»»

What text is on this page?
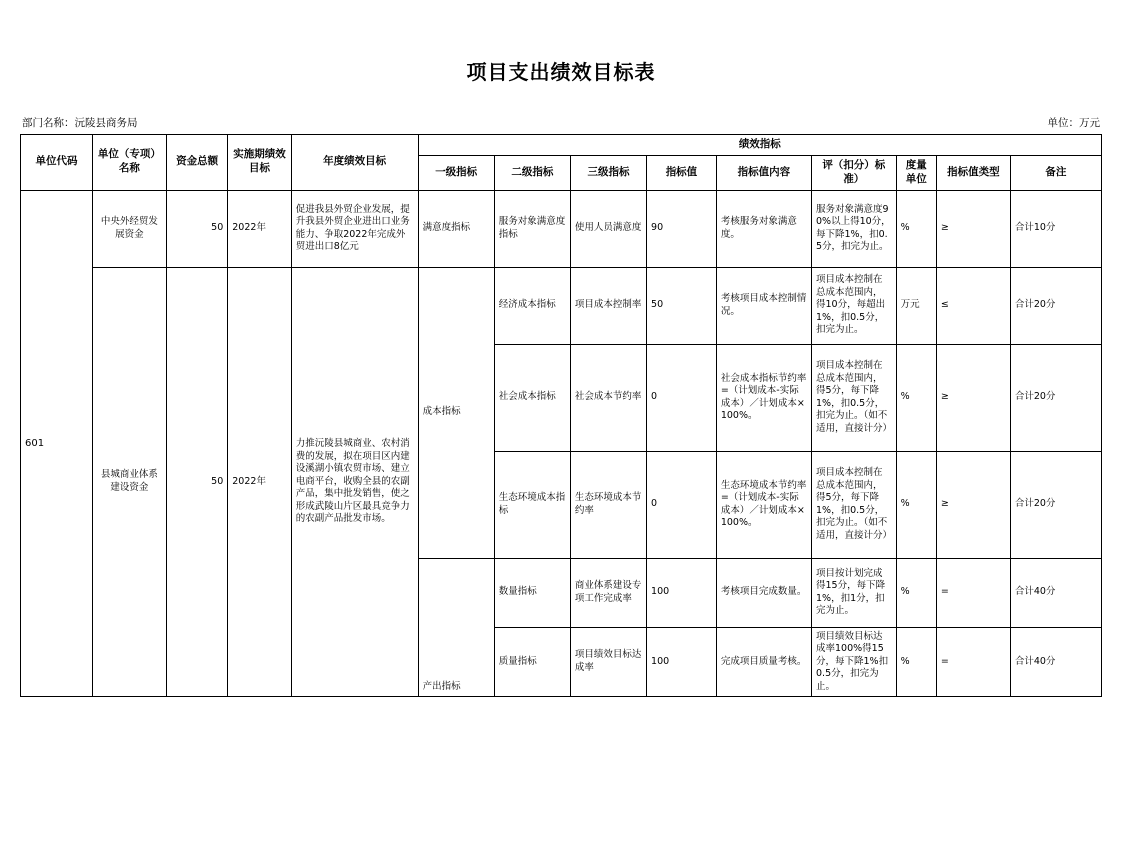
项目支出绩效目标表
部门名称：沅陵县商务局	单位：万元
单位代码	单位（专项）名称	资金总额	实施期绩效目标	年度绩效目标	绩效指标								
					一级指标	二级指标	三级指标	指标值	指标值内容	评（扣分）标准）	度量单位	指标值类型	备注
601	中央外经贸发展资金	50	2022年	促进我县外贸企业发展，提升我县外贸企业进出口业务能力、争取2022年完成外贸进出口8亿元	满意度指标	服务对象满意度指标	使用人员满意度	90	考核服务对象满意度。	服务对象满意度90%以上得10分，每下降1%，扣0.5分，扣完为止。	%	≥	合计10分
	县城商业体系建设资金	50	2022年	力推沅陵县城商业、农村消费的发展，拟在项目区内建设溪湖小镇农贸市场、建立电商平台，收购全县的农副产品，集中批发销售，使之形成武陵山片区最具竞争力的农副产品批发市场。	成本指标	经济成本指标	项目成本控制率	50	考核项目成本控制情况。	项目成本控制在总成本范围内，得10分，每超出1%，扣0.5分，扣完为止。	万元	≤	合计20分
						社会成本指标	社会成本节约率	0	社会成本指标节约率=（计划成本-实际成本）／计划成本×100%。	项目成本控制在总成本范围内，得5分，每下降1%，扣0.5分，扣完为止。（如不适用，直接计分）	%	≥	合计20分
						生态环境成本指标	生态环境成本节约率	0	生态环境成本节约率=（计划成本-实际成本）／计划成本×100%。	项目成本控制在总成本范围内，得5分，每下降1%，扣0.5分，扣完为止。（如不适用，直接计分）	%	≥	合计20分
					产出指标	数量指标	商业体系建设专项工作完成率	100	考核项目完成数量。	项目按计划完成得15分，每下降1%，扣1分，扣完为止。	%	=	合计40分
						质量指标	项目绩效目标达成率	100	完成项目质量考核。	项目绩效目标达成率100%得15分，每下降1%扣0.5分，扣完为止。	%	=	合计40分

««
»»

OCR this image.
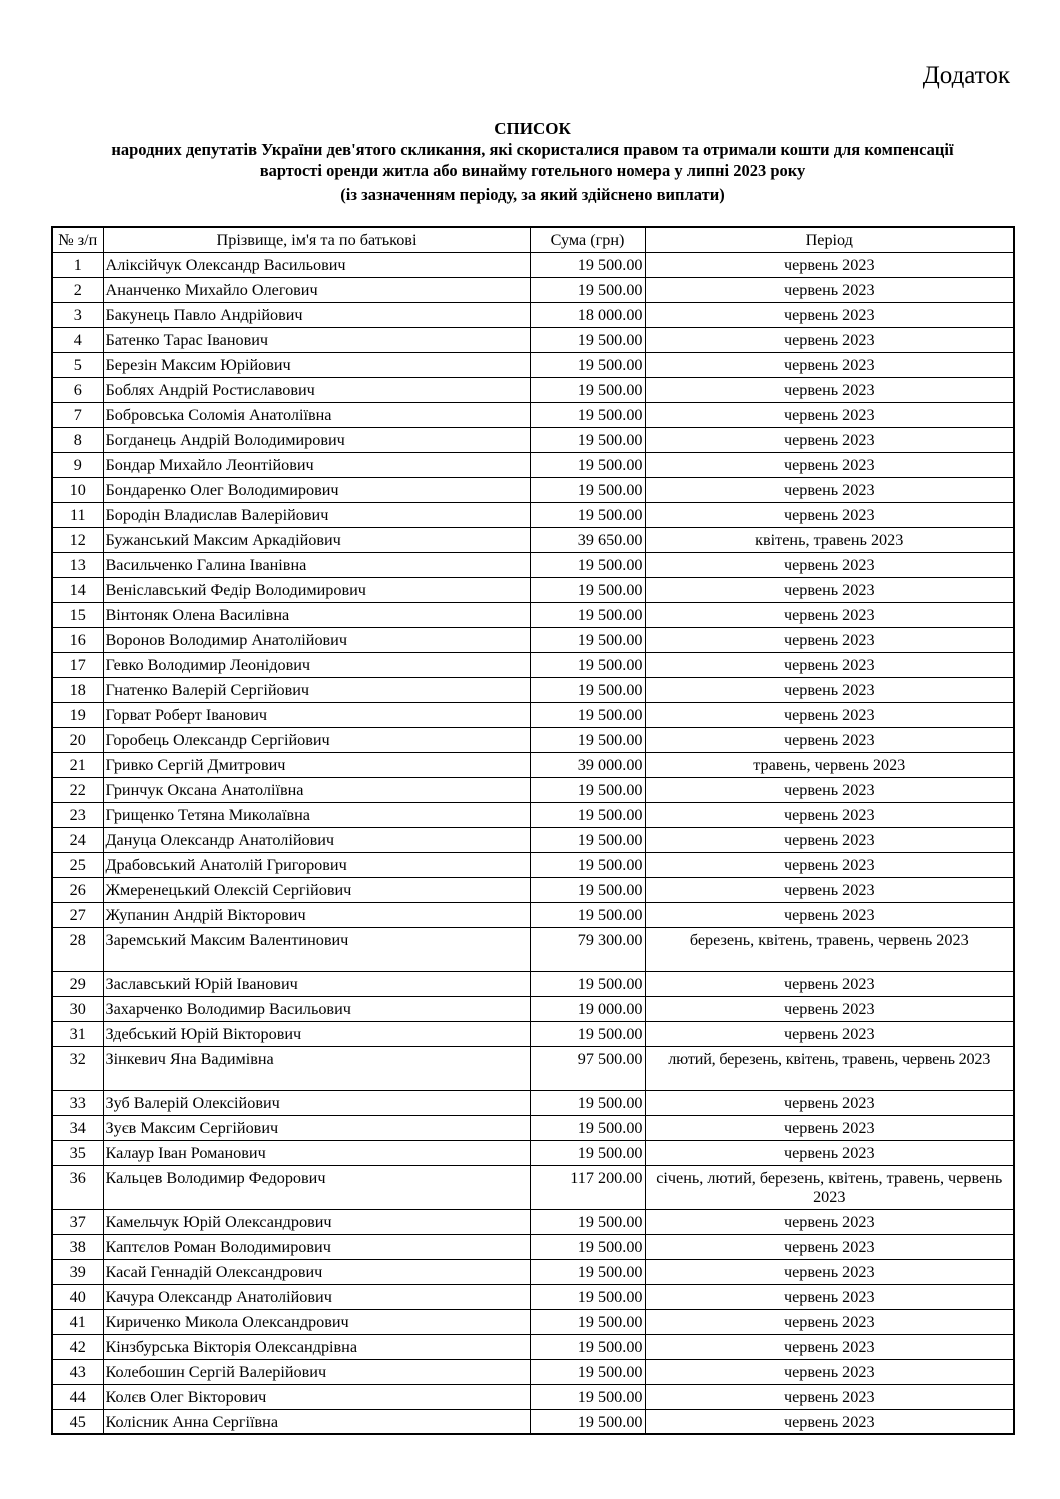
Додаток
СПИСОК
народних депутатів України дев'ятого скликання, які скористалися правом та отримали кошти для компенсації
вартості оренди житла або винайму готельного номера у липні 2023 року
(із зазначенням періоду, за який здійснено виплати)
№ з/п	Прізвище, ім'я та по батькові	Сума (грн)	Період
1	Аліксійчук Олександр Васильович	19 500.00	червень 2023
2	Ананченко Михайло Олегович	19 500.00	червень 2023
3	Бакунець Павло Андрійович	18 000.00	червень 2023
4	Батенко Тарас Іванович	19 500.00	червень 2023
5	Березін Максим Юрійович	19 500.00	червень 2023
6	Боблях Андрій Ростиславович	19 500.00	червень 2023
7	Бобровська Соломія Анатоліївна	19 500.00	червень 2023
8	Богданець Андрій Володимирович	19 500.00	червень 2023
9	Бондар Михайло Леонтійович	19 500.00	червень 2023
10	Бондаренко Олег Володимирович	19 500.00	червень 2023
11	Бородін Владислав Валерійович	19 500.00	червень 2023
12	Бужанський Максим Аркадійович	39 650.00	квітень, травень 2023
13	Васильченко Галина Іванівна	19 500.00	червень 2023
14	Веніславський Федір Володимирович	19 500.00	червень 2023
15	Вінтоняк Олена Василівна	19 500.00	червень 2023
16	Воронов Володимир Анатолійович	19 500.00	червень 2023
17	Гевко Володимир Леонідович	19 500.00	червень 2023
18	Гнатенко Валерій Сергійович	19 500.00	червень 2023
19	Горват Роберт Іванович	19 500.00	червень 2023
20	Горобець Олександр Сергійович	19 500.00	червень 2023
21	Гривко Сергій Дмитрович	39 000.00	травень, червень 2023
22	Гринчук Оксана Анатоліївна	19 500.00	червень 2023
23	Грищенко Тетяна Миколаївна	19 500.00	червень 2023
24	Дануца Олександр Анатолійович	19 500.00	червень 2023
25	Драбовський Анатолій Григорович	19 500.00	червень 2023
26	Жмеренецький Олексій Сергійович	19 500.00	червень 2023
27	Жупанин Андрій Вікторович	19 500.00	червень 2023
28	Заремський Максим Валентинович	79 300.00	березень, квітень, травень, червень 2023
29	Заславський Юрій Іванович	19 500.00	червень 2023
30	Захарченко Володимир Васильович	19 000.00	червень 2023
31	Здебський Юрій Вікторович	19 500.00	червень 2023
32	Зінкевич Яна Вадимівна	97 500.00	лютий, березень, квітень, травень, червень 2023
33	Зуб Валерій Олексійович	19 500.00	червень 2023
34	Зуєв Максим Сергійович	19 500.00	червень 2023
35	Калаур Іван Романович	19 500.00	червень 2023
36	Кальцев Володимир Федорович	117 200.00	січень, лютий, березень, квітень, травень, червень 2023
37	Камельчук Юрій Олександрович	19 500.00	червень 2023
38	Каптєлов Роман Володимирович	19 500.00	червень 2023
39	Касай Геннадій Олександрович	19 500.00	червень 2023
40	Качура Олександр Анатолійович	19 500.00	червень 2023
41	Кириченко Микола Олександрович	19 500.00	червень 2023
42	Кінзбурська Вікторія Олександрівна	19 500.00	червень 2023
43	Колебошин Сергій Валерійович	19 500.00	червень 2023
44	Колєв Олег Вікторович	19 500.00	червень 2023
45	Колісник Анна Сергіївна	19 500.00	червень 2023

««
»»

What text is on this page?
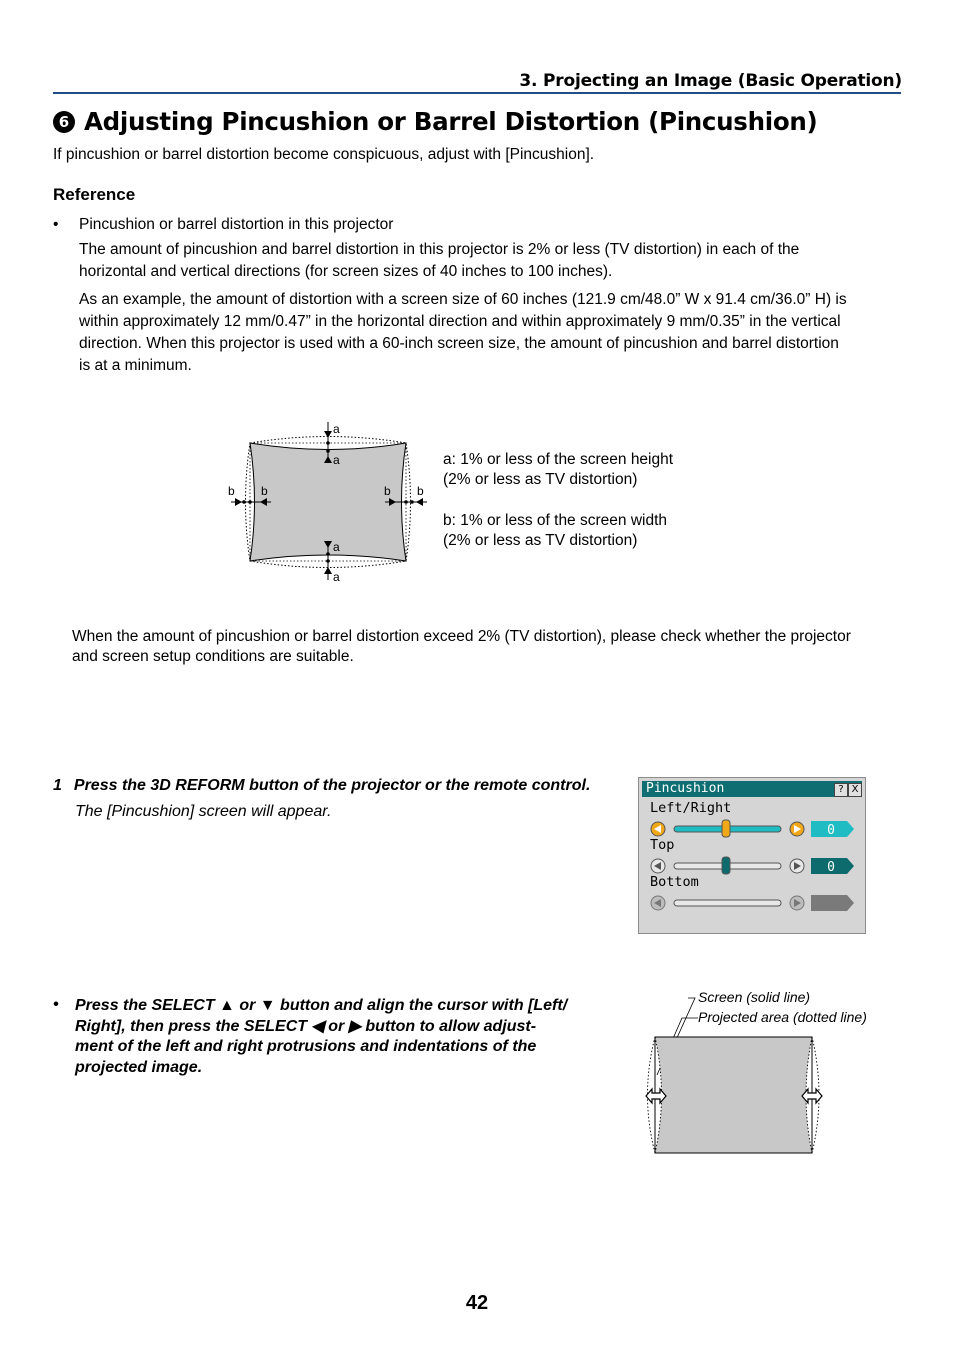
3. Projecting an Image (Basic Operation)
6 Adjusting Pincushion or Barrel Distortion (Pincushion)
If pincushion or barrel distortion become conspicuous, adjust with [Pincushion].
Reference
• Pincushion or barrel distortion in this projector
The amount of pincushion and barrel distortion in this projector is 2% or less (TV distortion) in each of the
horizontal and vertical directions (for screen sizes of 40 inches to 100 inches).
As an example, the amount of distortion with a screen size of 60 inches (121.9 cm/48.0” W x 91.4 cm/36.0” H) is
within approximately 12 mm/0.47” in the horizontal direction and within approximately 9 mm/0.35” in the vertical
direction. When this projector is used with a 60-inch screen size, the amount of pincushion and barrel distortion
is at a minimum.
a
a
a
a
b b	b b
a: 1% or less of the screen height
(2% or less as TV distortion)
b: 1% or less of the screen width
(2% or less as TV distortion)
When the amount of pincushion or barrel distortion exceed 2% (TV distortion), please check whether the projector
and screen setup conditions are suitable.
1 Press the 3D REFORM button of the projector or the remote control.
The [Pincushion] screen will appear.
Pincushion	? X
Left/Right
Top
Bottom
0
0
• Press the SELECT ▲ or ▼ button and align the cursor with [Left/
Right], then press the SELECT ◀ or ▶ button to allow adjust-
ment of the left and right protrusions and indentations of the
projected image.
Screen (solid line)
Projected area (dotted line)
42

««

Count the lines above in which the word "березень" appears, then state only that count.

3